▶ [WORK INSTRUCTIONS]:
Transcribe each entry below exactly. Pictures do not go in the copy.

+++ EXCERPTED DATA

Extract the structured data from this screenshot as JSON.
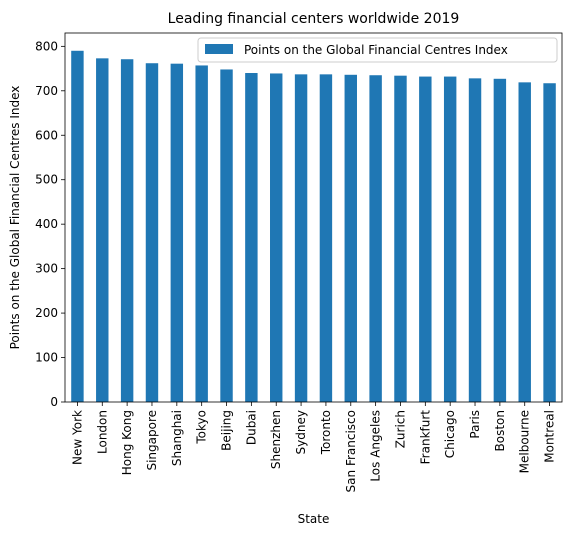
{
  "chart_data": {
    "type": "bar",
    "title": "Leading financial centers worldwide 2019",
    "xlabel": "State",
    "ylabel": "Points on the Global Financial Centres Index",
    "categories": [
      "New York",
      "London",
      "Hong Kong",
      "Singapore",
      "Shanghai",
      "Tokyo",
      "Beijing",
      "Dubai",
      "Shenzhen",
      "Sydney",
      "Toronto",
      "San Francisco",
      "Los Angeles",
      "Zurich",
      "Frankfurt",
      "Chicago",
      "Paris",
      "Boston",
      "Melbourne",
      "Montreal"
    ],
    "series": [
      {
        "name": "Points on the Global Financial Centres Index",
        "values": [
          790,
          773,
          771,
          762,
          761,
          757,
          748,
          740,
          739,
          737,
          737,
          736,
          735,
          734,
          732,
          732,
          728,
          727,
          719,
          717
        ],
        "color": "#1f77b4"
      }
    ],
    "ylim": [
      0,
      830
    ],
    "yticks": [
      0,
      100,
      200,
      300,
      400,
      500,
      600,
      700,
      800
    ],
    "grid": false,
    "legend_position": "top-right"
  }
}
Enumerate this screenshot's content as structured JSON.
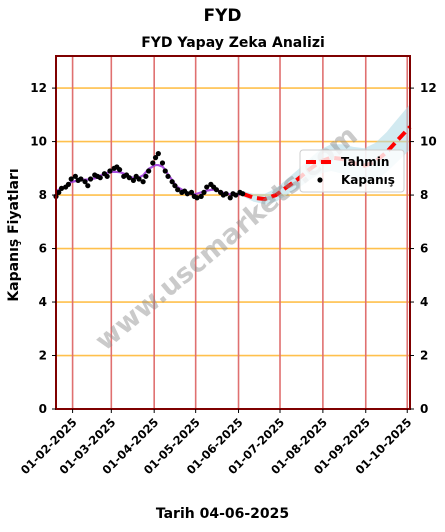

++++++

▶ [WORKED ANSWER]:
Extract the structured data from this screenshot as JSON.
{
  "chart_data": {
    "type": "bar",
    "title": "Leading financial centers worldwide 2019",
    "xlabel": "State",
    "ylabel": "Points on the Global Financial Centres Index",
    "categories": [
      "New York",
      "London",
      "Hong Kong",
      "Singapore",
      "Shanghai",
      "Tokyo",
      "Beijing",
      "Dubai",
      "Shenzhen",
      "Sydney",
      "Toronto",
      "San Francisco",
      "Los Angeles",
      "Zurich",
      "Frankfurt",
      "Chicago",
      "Paris",
      "Boston",
      "Melbourne",
      "Montreal"
    ],
    "series": [
      {
        "name": "Points on the Global Financial Centres Index",
        "values": [
          790,
          773,
          771,
          762,
          761,
          757,
          748,
          740,
          739,
          737,
          737,
          736,
          735,
          734,
          732,
          732,
          728,
          727,
          719,
          717
        ],
        "color": "#1f77b4"
      }
    ],
    "ylim": [
      0,
      830
    ],
    "yticks": [
      0,
      100,
      200,
      300,
      400,
      500,
      600,
      700,
      800
    ],
    "grid": false,
    "legend_position": "top-right"
  }
}
Enumerate this screenshot's content as structured JSON.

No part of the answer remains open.